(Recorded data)
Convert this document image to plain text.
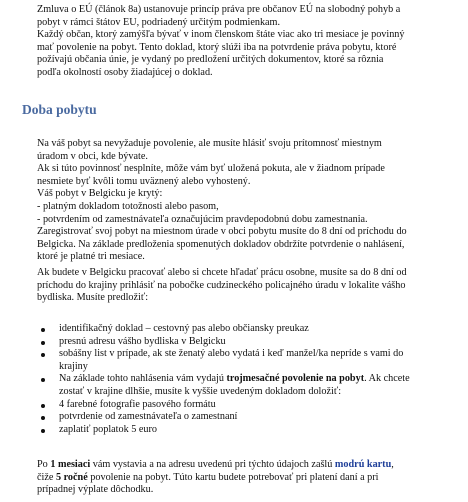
Zmluva o EÚ (článok 8a) ustanovuje princíp práva pre občanov EÚ na slobodný pohyb a
pobyt v rámci štátov EU, podriadený určitým podmienkam.
Každý občan, ktorý zamýšľa bývať v inom členskom štáte viac ako tri mesiace je povinný
mať povolenie na pobyt. Tento doklad, ktorý slúži iba na potvrdenie práva pobytu, ktoré
požívajú občania únie, je vydaný po predložení určitých dokumentov, ktoré sa rôznia
podľa okolností osoby žiadajúcej o doklad.
Doba pobytu
Na váš pobyt sa nevyžaduje povolenie, ale musíte hlásiť svoju prítomnosť miestnym
úradom v obci, kde bývate.
Ak si túto povinnosť nesplníte, môže vám byť uložená pokuta, ale v žiadnom prípade
nesmiete byť kvôli tomu uväznený alebo vyhostený.
Váš pobyt v Belgicku je krytý:
- platným dokladom totožnosti alebo pasom,
- potvrdením od zamestnávateľa označujúcim pravdepodobnú dobu zamestnania.
Zaregistrovať svoj pobyt na miestnom úrade v obci pobytu musíte do 8 dní od príchodu do
Belgicka. Na základe predloženia spomenutých dokladov obdržíte potvrdenie o nahlásení,
ktoré je platné tri mesiace.
Ak budete v Belgicku pracovať alebo si chcete hľadať prácu osobne, musíte sa do 8 dní od
príchodu do krajiny prihlásiť na pobočke cudzineckého policajného úradu v lokalite vášho
bydliska. Musíte predložiť:
identifikačný doklad – cestovný pas alebo občiansky preukaz
presnú adresu vášho bydliska v Belgicku
sobášny list v prípade, ak ste ženatý alebo vydatá i keď manžel/ka nepríde s vami do
krajiny
Na základe tohto nahlásenia vám vydajú trojmesačné povolenie na pobyt. Ak chcete
zostať v krajine dlhšie, musíte k vyššie uvedeným dokladom doložiť:
4 farebné fotografie pasového formátu
potvrdenie od zamestnávateľa o zamestnaní
zaplatiť poplatok 5 euro
Po 1 mesiaci vám vystavia a na adresu uvedenú pri týchto údajoch zašlú modrú kartu,
čiže 5 ročné povolenie na pobyt. Túto kartu budete potrebovať pri platení daní a pri
prípadnej výplate dôchodku.
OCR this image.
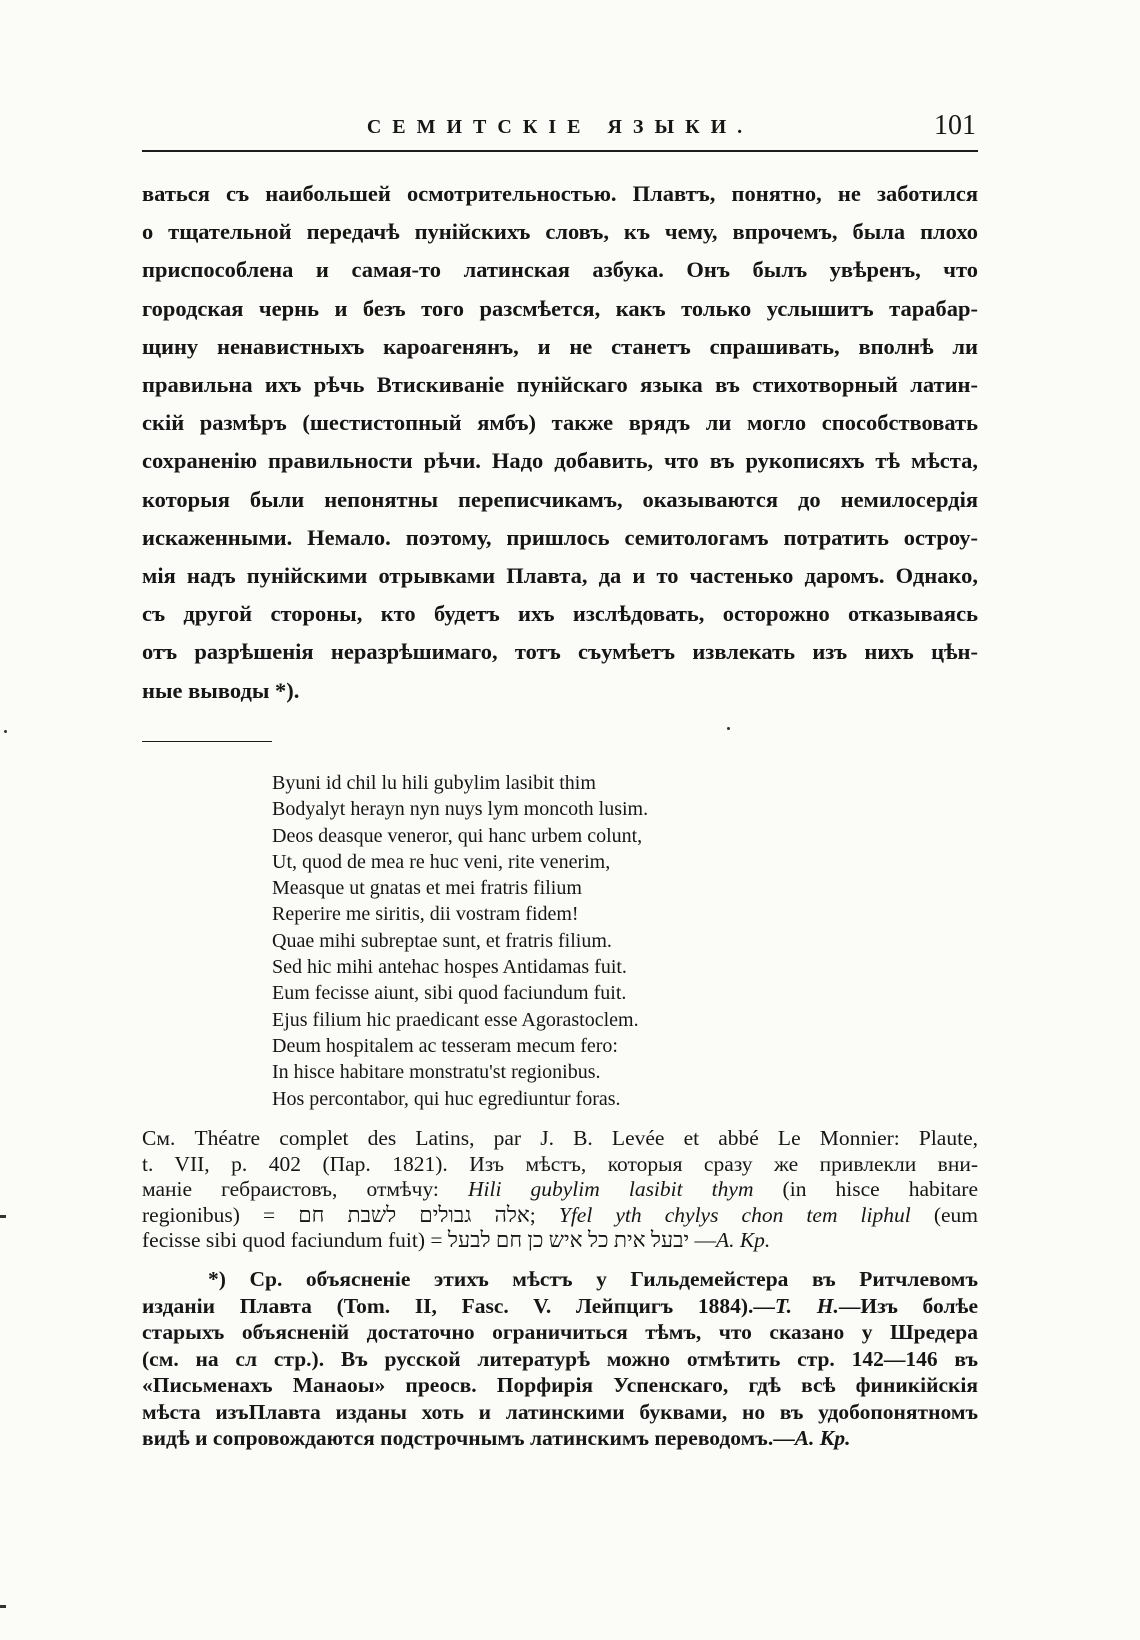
СЕМИТСКІЕ ЯЗЫКИ.	101
ваться съ наибольшей осмотрительностью. Плавтъ, понятно, не заботился
о тщательной передачѣ пунійскихъ словъ, къ чему, впрочемъ, была плохо
приспособлена и самая-то латинская азбука. Онъ былъ увѣренъ, что
городская чернь и безъ того разсмѣется, какъ только услышитъ тарабар-
щину ненавистныхъ кароагенянъ, и не станетъ спрашивать, вполнѣ ли
правильна ихъ рѣчь Втискиваніе пунійскаго языка въ стихотворный латин-
скій размѣръ (шестистопный ямбъ) также врядъ ли могло способствовать
сохраненію правильности рѣчи. Надо добавить, что въ рукописяхъ тѣ мѣста,
которыя были непонятны переписчикамъ, оказываются до немилосердія
искаженными. Немало. поэтому, пришлось семитологамъ потратить остроу-
мія надъ пунійскими отрывками Плавта, да и то частенько даромъ. Однако,
съ другой стороны, кто будетъ ихъ изслѣдовать, осторожно отказываясь
отъ разрѣшенія неразрѣшимаго, тотъ съумѣетъ извлекать изъ нихъ цѣн-
ные выводы *).
Byuni id chil lu hili gubylim lasibit thim
Bodyalyt herayn nyn nuys lym moncoth lusim.
Deos deasque veneror, qui hanc urbem colunt,
Ut, quod de mea re huc veni, rite venerim,
Measque ut gnatas et mei fratris filium
Reperire me siritis, dii vostram fidem!
Quae mihi subreptae sunt, et fratris filium.
Sed hic mihi antehac hospes Antidamas fuit.
Eum fecisse aiunt, sibi quod faciundum fuit.
Ejus filium hic praedicant esse Agorastoclem.
Deum hospitalem ac tesseram mecum fero:
In hisce habitare monstratu'st regionibus.
Hos percontabor, qui huc egrediuntur foras.
См. Théatre complet des Latins, par J. B. Levée et abbé Le Monnier: Plaute,
t. VII, p. 402 (Пар. 1821). Изъ мѣстъ, которыя сразу же привлекли вни-
маніе гебраистовъ, отмѣчу: Hili gubylim lasibit thym (in hisce habitare
regionibus) = אלה גבולים לשבת חם; Yfel yth chylys chon tem liphul (eum
fecisse sibi quod faciundum fuit) = יבעל אית כל איש כן חם לבעל —А. Кр.
*) Ср. объясненіе этихъ мѣстъ у Гильдемейстера въ Ритчлевомъ
изданіи Плавта (Tom. II, Fasc. V. Лейпцигъ 1884).—Т. Н.—Изъ болѣе
старыхъ объясненій достаточно ограничиться тѣмъ, что сказано у Шредера
(см. на сл стр.). Въ русской литературѣ можно отмѣтить стр. 142—146 въ
«Письменахъ Манаоы» преосв. Порфирія Успенскаго, гдѣ всѣ финикійскія
мѣста изъПлавта изданы хоть и латинскими буквами, но въ удобопонятномъ
видѣ и сопровождаются подстрочнымъ латинскимъ переводомъ.—А. Кр.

WHAT IS NEEDED » Gather all lines with the string "image" from the data.

RIGHT ANSWER »
Convert this document image to plain text.
OCR this image.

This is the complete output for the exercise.